A run of records
[BEGIN]
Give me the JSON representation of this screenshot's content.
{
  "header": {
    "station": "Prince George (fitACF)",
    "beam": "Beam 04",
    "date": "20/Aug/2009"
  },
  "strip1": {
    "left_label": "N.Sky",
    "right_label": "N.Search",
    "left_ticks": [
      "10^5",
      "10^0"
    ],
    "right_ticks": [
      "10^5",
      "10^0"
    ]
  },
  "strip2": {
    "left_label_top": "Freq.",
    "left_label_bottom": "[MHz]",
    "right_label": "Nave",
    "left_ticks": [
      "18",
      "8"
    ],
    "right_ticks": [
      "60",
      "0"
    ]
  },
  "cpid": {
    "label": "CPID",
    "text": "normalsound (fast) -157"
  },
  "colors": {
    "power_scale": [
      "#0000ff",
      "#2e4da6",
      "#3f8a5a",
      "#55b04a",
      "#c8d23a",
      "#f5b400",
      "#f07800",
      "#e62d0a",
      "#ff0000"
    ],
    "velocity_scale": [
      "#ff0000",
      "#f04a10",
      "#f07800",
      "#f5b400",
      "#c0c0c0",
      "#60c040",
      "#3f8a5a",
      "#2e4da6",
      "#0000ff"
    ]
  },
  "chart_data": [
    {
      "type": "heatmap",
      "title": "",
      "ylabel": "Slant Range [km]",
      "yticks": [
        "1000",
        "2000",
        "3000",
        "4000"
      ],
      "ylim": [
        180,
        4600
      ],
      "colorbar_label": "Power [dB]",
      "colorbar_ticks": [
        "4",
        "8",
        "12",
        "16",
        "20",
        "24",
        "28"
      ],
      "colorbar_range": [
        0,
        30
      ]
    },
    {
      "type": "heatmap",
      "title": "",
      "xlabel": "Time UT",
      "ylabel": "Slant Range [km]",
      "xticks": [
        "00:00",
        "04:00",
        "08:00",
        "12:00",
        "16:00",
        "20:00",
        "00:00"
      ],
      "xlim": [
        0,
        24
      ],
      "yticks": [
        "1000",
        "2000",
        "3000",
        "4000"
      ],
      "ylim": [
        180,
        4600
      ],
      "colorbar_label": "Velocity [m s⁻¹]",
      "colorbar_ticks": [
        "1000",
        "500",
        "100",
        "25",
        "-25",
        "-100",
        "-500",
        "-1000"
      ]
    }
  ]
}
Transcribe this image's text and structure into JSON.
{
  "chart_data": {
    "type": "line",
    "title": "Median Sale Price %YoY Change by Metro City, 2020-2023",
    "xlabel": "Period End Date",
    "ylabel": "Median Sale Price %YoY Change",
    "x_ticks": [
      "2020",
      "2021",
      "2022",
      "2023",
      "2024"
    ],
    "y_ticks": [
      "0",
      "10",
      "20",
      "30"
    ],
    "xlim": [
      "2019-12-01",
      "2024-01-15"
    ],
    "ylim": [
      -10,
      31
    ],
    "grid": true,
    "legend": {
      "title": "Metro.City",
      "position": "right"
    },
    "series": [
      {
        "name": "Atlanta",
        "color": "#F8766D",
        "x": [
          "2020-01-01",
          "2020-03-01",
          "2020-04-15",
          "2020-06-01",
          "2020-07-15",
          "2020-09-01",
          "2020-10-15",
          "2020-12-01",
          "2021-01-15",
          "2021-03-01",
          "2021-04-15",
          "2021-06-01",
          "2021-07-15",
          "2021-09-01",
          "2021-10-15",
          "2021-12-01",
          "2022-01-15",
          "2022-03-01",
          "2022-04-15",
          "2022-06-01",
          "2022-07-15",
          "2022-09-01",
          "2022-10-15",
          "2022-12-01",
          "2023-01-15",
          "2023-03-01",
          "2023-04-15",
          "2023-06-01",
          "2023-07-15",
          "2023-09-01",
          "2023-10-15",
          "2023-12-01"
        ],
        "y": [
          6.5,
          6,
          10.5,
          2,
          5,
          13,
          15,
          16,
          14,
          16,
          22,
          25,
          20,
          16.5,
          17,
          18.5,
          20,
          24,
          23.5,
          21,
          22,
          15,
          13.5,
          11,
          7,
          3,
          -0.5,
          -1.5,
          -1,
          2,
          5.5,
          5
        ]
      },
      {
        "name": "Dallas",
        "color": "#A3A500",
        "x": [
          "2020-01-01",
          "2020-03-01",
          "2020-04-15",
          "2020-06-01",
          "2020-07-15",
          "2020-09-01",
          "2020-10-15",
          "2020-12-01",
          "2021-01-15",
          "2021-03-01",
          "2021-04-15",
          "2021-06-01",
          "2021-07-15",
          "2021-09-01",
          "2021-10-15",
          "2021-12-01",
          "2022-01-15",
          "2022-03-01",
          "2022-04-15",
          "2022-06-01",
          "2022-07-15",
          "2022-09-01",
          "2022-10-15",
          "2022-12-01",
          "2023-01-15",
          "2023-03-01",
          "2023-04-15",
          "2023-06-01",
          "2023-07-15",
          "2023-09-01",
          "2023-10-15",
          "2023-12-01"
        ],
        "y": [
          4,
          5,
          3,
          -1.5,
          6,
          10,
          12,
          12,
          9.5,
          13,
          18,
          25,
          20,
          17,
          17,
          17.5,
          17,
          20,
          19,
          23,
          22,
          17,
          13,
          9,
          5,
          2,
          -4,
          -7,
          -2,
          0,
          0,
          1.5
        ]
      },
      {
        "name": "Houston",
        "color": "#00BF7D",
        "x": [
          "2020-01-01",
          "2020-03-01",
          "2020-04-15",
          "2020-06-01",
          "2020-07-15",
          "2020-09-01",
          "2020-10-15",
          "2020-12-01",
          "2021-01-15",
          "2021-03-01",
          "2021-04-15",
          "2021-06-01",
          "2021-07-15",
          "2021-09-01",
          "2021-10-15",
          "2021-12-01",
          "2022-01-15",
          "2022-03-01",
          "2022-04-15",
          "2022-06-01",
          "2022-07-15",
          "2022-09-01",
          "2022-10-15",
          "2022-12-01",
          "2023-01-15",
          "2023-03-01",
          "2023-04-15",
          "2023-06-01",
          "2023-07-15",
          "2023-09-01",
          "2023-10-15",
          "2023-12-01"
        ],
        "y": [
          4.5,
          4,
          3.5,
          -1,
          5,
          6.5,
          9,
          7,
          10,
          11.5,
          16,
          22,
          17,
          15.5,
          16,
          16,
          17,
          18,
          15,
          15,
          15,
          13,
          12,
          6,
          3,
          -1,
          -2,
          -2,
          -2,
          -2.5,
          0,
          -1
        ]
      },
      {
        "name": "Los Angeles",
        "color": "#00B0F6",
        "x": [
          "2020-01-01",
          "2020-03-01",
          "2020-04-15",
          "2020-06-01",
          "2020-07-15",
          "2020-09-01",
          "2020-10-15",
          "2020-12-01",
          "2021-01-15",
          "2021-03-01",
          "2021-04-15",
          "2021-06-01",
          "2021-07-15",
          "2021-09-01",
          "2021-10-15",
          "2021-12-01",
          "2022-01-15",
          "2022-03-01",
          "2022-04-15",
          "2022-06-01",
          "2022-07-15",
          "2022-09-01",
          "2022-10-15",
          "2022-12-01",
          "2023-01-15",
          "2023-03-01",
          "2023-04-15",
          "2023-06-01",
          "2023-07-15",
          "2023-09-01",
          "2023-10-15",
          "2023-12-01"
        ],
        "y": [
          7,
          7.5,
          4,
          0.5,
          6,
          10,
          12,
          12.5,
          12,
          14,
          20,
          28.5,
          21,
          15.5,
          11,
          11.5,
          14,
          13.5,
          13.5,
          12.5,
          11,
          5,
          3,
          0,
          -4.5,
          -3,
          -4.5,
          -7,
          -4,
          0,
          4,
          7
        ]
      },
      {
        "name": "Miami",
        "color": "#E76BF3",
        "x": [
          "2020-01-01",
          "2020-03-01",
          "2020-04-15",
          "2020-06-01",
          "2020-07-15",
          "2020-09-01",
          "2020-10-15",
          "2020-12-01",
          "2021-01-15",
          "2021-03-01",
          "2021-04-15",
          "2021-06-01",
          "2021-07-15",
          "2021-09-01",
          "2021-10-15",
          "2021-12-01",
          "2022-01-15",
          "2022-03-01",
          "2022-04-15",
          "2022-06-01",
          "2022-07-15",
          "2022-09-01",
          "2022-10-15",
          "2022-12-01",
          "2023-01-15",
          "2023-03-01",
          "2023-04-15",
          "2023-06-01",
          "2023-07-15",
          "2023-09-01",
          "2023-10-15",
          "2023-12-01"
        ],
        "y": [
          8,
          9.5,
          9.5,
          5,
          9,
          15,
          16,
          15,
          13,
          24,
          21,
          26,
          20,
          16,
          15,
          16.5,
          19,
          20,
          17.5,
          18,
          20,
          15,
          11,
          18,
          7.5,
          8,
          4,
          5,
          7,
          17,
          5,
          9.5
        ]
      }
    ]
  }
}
[END]
» TASK REQUIREMENTS: Using the material above, gather every line that includes "title".

» RESPONSE:
      "title": "",
      "title": "",
    "title": "Median Sale Price %YoY Change by Metro City, 2020-2023",
      "title": "Metro.City",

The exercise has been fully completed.